--- begin DATASET RECORDS ---

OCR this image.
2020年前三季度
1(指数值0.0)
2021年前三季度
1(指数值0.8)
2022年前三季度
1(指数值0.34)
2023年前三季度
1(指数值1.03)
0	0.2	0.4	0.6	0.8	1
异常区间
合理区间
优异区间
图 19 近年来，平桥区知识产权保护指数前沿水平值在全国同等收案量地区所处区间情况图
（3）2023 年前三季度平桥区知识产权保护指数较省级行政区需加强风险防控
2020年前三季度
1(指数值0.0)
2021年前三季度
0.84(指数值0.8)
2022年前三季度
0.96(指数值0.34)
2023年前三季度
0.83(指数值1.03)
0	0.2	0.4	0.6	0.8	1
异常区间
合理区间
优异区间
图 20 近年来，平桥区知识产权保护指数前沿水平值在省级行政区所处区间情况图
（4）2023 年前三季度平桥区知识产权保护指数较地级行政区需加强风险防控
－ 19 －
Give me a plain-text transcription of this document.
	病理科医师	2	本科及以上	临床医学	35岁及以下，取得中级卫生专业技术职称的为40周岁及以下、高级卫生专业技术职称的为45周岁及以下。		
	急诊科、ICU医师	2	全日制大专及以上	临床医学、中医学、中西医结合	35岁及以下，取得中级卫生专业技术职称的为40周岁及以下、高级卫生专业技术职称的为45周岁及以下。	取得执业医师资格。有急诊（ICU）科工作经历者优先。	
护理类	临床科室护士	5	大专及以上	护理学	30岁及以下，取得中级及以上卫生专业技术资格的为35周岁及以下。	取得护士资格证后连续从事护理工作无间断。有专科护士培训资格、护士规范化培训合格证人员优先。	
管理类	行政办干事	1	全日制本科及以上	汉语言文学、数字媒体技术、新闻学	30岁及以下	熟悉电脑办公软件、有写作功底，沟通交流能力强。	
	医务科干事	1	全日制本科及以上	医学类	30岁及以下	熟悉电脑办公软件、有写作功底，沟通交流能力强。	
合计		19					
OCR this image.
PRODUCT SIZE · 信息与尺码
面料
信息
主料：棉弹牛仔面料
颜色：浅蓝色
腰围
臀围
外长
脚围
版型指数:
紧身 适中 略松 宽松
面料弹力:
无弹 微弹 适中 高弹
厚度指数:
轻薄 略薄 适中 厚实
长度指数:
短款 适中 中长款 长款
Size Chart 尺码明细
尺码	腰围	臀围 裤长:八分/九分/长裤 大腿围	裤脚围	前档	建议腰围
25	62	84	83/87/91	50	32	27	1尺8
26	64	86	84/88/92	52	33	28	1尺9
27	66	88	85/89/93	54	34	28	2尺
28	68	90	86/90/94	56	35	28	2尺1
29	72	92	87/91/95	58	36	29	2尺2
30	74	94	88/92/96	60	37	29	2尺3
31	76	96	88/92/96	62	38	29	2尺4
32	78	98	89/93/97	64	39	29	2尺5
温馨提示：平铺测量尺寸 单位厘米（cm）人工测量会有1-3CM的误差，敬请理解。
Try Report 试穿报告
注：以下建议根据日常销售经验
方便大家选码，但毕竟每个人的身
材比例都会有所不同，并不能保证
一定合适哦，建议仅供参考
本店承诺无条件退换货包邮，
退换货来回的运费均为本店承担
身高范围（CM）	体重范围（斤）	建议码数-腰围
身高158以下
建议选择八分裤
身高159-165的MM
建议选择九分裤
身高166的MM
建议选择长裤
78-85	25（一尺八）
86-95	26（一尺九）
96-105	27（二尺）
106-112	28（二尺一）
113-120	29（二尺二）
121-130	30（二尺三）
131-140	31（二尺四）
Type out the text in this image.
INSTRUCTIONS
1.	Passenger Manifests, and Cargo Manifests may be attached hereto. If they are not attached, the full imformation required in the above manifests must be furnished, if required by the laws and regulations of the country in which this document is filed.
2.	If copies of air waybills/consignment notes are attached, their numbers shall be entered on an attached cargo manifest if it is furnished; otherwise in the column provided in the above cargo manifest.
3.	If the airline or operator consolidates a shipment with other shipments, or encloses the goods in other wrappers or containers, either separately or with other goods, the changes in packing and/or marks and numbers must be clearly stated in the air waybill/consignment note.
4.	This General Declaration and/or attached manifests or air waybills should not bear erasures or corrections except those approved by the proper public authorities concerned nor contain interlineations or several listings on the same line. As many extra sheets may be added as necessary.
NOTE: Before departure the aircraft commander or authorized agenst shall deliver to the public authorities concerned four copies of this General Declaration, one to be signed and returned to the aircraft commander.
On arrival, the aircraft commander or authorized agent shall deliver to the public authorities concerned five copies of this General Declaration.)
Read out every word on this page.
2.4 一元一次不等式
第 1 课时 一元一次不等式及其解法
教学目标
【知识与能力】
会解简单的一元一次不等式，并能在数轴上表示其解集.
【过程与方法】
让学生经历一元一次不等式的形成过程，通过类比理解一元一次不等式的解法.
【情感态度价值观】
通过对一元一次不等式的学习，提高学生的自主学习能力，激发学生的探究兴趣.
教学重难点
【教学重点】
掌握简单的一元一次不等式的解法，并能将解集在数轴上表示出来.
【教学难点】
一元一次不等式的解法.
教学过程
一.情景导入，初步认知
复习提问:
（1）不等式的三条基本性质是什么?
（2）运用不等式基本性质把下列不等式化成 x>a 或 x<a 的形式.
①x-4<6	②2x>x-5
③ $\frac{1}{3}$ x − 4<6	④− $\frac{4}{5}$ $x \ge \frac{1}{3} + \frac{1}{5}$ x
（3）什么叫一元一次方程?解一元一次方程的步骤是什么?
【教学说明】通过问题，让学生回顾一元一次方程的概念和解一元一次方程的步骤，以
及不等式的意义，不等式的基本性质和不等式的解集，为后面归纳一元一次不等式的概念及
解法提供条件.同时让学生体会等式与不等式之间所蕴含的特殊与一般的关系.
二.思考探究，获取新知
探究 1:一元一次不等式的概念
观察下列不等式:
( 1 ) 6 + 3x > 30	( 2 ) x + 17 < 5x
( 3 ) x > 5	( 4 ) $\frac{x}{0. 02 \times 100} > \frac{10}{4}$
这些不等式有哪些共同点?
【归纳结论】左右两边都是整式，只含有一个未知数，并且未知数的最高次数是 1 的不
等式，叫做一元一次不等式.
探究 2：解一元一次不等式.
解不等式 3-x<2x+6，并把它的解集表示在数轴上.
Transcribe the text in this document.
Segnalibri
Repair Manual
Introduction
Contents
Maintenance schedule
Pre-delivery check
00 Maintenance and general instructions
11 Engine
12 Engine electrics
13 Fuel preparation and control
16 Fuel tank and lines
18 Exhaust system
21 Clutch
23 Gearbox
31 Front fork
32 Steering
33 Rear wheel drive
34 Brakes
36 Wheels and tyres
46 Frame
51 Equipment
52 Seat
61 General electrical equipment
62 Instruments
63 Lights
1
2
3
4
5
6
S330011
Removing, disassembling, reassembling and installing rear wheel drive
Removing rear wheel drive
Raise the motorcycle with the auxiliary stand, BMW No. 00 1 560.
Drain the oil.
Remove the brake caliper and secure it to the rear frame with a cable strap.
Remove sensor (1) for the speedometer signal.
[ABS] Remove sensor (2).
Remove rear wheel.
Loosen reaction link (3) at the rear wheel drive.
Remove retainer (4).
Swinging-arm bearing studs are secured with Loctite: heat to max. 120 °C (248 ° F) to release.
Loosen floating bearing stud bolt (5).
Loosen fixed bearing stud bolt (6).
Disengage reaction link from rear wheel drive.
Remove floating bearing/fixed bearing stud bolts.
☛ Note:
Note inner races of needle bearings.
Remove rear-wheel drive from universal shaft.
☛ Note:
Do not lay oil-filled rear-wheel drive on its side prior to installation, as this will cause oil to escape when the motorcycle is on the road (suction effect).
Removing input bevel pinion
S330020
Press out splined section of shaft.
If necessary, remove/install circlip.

--- end DATASET RECORDS ---

Go through the entries above and copy every line containing "Maintenance".

_CORRECT RESULT_
Maintenance schedule
00 Maintenance and general instructions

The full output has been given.